■ Records contained in a dataset:
--------------------------------------------------

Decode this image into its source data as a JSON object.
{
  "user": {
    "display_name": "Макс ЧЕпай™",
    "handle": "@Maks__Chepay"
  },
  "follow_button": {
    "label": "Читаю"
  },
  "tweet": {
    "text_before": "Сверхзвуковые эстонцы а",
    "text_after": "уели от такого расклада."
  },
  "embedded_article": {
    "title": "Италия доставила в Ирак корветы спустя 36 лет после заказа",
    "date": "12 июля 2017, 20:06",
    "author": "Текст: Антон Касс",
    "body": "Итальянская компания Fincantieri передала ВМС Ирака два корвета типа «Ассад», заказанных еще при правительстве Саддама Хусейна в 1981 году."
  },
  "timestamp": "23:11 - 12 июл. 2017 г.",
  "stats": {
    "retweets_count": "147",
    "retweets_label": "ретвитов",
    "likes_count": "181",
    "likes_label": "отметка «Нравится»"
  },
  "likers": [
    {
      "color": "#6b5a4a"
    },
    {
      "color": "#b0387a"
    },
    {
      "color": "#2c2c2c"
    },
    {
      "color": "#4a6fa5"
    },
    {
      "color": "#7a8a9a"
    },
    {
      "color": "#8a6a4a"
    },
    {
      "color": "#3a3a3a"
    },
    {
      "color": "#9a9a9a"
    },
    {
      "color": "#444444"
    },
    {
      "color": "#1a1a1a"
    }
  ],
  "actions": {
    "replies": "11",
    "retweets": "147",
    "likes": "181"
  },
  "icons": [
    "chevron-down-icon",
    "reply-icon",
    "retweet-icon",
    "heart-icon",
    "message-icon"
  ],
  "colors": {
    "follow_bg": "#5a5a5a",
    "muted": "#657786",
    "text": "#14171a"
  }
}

--------------------------------------------------

■ GIVEN INSTRUCTION:
Print the material above once more, exactly.

■ PROBLEM SOLUTION:
Decode this image into its source data as a JSON object.
{
  "user": {
    "display_name": "Макс ЧЕпай™",
    "handle": "@Maks__Chepay"
  },
  "follow_button": {
    "label": "Читаю"
  },
  "tweet": {
    "text_before": "Сверхзвуковые эстонцы а",
    "text_after": "уели от такого расклада."
  },
  "embedded_article": {
    "title": "Италия доставила в Ирак корветы спустя 36 лет после заказа",
    "date": "12 июля 2017, 20:06",
    "author": "Текст: Антон Касс",
    "body": "Итальянская компания Fincantieri передала ВМС Ирака два корвета типа «Ассад», заказанных еще при правительстве Саддама Хусейна в 1981 году."
  },
  "timestamp": "23:11 - 12 июл. 2017 г.",
  "stats": {
    "retweets_count": "147",
    "retweets_label": "ретвитов",
    "likes_count": "181",
    "likes_label": "отметка «Нравится»"
  },
  "likers": [
    {
      "color": "#6b5a4a"
    },
    {
      "color": "#b0387a"
    },
    {
      "color": "#2c2c2c"
    },
    {
      "color": "#4a6fa5"
    },
    {
      "color": "#7a8a9a"
    },
    {
      "color": "#8a6a4a"
    },
    {
      "color": "#3a3a3a"
    },
    {
      "color": "#9a9a9a"
    },
    {
      "color": "#444444"
    },
    {
      "color": "#1a1a1a"
    }
  ],
  "actions": {
    "replies": "11",
    "retweets": "147",
    "likes": "181"
  },
  "icons": [
    "chevron-down-icon",
    "reply-icon",
    "retweet-icon",
    "heart-icon",
    "message-icon"
  ],
  "colors": {
    "follow_bg": "#5a5a5a",
    "muted": "#657786",
    "text": "#14171a"
  }
}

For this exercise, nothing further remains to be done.